---------- RECORDS PROVIDED ----------

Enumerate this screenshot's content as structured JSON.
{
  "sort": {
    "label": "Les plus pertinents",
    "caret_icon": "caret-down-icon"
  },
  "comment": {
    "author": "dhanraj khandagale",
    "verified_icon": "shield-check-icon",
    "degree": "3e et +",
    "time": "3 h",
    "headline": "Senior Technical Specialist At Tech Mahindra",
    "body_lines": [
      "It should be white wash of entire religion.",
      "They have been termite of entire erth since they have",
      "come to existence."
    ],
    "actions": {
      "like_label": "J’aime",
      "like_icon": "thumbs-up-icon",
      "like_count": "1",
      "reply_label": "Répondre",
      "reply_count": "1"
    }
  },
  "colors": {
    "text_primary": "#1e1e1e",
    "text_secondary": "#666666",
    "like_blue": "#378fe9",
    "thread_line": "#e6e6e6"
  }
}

----------

▸ TASK PROMPT
Exactly reproduce every line of the records.

▸ CORRECT RESULT
Enumerate this screenshot's content as structured JSON.
{
  "sort": {
    "label": "Les plus pertinents",
    "caret_icon": "caret-down-icon"
  },
  "comment": {
    "author": "dhanraj khandagale",
    "verified_icon": "shield-check-icon",
    "degree": "3e et +",
    "time": "3 h",
    "headline": "Senior Technical Specialist At Tech Mahindra",
    "body_lines": [
      "It should be white wash of entire religion.",
      "They have been termite of entire erth since they have",
      "come to existence."
    ],
    "actions": {
      "like_label": "J’aime",
      "like_icon": "thumbs-up-icon",
      "like_count": "1",
      "reply_label": "Répondre",
      "reply_count": "1"
    }
  },
  "colors": {
    "text_primary": "#1e1e1e",
    "text_secondary": "#666666",
    "like_blue": "#378fe9",
    "thread_line": "#e6e6e6"
  }
}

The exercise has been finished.